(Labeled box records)
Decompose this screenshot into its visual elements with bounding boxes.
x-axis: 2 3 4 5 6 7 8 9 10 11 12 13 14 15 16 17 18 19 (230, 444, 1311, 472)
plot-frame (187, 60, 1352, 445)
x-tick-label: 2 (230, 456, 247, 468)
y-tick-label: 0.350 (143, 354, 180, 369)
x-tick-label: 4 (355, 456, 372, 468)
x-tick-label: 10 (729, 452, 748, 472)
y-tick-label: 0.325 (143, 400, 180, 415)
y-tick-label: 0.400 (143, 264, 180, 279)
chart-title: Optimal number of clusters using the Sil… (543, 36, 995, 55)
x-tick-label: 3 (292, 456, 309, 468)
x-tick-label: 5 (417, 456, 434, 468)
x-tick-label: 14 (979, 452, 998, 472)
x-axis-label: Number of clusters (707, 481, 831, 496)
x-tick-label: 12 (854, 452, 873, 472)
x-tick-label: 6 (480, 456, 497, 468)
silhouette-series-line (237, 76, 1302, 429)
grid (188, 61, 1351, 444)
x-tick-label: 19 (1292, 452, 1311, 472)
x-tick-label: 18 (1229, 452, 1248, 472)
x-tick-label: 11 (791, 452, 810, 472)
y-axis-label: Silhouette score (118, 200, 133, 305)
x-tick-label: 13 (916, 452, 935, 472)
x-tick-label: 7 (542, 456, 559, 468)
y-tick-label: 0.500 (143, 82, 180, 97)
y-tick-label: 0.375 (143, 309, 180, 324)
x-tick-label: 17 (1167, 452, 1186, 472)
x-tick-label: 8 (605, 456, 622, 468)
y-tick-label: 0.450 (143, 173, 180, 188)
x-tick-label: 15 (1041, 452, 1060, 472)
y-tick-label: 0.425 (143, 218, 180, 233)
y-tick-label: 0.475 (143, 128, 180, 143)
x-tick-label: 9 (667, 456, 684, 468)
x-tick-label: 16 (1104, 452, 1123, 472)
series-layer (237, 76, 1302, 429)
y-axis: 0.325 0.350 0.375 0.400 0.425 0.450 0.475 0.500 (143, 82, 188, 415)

> **Written exercise**: Update the records by changing every "x-tick-label" to "x-axis-tick" and reproduce all the lines with nothing else altered.

> **Final answer**:
Decompose this screenshot into its visual elements with bounding boxes.
x-axis: 2 3 4 5 6 7 8 9 10 11 12 13 14 15 16 17 18 19 (230, 444, 1311, 472)
plot-frame (187, 60, 1352, 445)
x-axis-tick: 2 (230, 456, 247, 468)
y-tick-label: 0.350 (143, 354, 180, 369)
x-axis-tick: 4 (355, 456, 372, 468)
x-axis-tick: 10 (729, 452, 748, 472)
y-tick-label: 0.325 (143, 400, 180, 415)
y-tick-label: 0.400 (143, 264, 180, 279)
chart-title: Optimal number of clusters using the Sil… (543, 36, 995, 55)
x-axis-tick: 3 (292, 456, 309, 468)
x-axis-tick: 5 (417, 456, 434, 468)
x-axis-tick: 14 (979, 452, 998, 472)
x-axis-label: Number of clusters (707, 481, 831, 496)
x-axis-tick: 12 (854, 452, 873, 472)
x-axis-tick: 6 (480, 456, 497, 468)
silhouette-series-line (237, 76, 1302, 429)
grid (188, 61, 1351, 444)
x-axis-tick: 19 (1292, 452, 1311, 472)
x-axis-tick: 18 (1229, 452, 1248, 472)
x-axis-tick: 11 (791, 452, 810, 472)
y-axis-label: Silhouette score (118, 200, 133, 305)
x-axis-tick: 13 (916, 452, 935, 472)
x-axis-tick: 7 (542, 456, 559, 468)
y-tick-label: 0.500 (143, 82, 180, 97)
y-tick-label: 0.375 (143, 309, 180, 324)
x-axis-tick: 17 (1167, 452, 1186, 472)
x-axis-tick: 8 (605, 456, 622, 468)
y-tick-label: 0.450 (143, 173, 180, 188)
x-axis-tick: 15 (1041, 452, 1060, 472)
y-tick-label: 0.425 (143, 218, 180, 233)
y-tick-label: 0.475 (143, 128, 180, 143)
x-axis-tick: 9 (667, 456, 684, 468)
x-axis-tick: 16 (1104, 452, 1123, 472)
series-layer (237, 76, 1302, 429)
y-axis: 0.325 0.350 0.375 0.400 0.425 0.450 0.475 0.500 (143, 82, 188, 415)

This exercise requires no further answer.